__DIRECTIVE 1__
Convert the stretch of the listing from its start through the line containing "section-2-title: Severability. <box>473" into a JSON list of strings, one per line, skipping blank lines.
* begin GIVEN PASSAGE *
Thirty-something and I find myself in counseling.  It has been immensely helpful and a positive experience.  Who knew that it is okay to talk about your feelings?  Feeeeeeeee-lings.  Maybe it was that horrible song that led me to view them as the “F” word.  Then again, it could be events of the last uhhh, thirty years or so.  I’ll stick to my song theory and blame Morris Albert (file under: One Hit Wonder). 

My friend A, who is quite wise, made an interesting observance the other day. She noted that I am able to be very expressive when I put pen to paper (make that fingertip to key because if it was my handwriting, after the first paragraph it would be illegible).  Yet, I am not so good at expressing myself vocally, especially when it comes to people who are close to me.  

To put it in Fonz parlance, she is so ”correct-a-mundo.”  To change that, I have been making great strides to open up and talk to my spouse lately.  If you are thinking, ”what’s the big deal?  So talk,” it isn’t as easy as it sounds.  You see one important component of the whole ”communication” thing is being heard.  Therein lies the rub…..you’ve got one spouse who has a hard time talking about her feelings and the mate who has less than stellar listening skills.  

So to get a visual of the last five or so years….I will take a scene I witnessed at the bead show recently.  There was a Chinese woman running a booth filled with strand upon strand of beads.  Prices were hastily written in Sharpie on pieces of notebook paper and thrown in the general vicinity of the beads they described.  People are perusing, picking up and scrutinizing strands of glass and stone.  The seller was looking a little overwhelmed trying to keep an eye on the buyers.  She was also trying to finish up a transaction with a customer, a 55-ish woman from the Phoenix area, perhaps a bead shop owner. 

Bead shop lady:  “Oh, we saw you when you came up a couple of months ago. Do you remember us?”

Bead seller: “Yes,” she says, smiling and bobbing her head up and down.

BSL:  “Are you planning to come back up to Scottsdale any time soon?”

BS:  “Yes,” she says, smiling and bobbing her head up and down.  She is stuffing strands of beads into bags as she counts them adding them up with a hand-held calculator.
* end GIVEN PASSAGE *
__DIRECTIVE 2__
In the counseling post, which city does the bead shop lady ask the seller about coming back to?
* begin RECORDS TO PROCESS *
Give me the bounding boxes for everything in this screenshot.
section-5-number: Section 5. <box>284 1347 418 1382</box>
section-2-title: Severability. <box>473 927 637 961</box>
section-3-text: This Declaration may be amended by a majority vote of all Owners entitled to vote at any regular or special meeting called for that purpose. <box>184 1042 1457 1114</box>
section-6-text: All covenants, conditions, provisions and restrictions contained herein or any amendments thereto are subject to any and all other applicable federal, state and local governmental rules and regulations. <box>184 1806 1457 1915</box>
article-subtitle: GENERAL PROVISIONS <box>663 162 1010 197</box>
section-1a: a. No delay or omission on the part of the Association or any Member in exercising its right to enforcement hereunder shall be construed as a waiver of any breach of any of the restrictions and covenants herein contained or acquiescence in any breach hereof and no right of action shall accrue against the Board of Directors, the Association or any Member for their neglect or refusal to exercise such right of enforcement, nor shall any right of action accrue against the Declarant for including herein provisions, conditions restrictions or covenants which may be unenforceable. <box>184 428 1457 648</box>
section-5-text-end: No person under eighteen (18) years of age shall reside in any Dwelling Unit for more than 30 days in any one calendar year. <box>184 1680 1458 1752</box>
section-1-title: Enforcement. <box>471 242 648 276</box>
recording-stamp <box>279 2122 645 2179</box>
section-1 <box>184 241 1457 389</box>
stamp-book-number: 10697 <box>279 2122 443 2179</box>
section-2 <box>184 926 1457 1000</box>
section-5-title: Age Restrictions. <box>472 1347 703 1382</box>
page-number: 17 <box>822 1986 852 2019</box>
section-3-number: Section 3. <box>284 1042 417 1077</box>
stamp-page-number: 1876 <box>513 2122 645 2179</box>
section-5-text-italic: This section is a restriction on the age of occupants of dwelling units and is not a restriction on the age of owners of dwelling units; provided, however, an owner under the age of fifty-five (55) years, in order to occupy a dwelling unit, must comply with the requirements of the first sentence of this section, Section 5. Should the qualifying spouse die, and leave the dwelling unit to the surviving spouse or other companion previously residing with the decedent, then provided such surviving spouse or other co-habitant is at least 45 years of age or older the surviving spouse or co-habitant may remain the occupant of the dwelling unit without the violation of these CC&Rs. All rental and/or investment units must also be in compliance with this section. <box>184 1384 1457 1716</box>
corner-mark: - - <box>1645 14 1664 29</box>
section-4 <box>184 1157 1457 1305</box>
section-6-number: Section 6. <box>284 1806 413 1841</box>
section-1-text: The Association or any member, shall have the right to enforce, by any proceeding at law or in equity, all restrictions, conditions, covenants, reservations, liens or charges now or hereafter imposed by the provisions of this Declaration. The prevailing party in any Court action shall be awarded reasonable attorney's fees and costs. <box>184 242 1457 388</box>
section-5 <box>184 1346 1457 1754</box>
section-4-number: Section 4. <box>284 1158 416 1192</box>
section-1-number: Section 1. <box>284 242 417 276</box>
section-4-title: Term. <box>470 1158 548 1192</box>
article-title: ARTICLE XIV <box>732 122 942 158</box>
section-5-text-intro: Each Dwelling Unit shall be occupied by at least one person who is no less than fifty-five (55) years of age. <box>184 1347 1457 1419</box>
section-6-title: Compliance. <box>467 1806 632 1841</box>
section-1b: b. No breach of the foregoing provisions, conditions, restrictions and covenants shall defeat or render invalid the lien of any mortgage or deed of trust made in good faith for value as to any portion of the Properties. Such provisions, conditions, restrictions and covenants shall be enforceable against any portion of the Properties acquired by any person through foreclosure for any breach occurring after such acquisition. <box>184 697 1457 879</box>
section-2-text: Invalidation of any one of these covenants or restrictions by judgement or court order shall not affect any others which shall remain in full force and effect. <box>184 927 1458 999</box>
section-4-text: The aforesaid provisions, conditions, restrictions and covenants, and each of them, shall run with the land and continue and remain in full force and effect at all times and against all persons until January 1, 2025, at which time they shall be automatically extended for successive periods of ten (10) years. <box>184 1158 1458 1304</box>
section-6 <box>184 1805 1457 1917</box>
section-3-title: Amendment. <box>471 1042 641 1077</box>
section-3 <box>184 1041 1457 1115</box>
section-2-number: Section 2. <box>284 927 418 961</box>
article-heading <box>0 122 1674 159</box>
* end RECORDS TO PROCESS *
__FINAL ANSWER 1__
[
  "Give me the bounding boxes for everything in this screenshot.",
  "section-5-number: Section 5. <box>284 1347 418 1382</box>",
  "section-2-title: Severability. <box>473 927 637 961</box>"
]

__FINAL ANSWER 2__
Scottsdale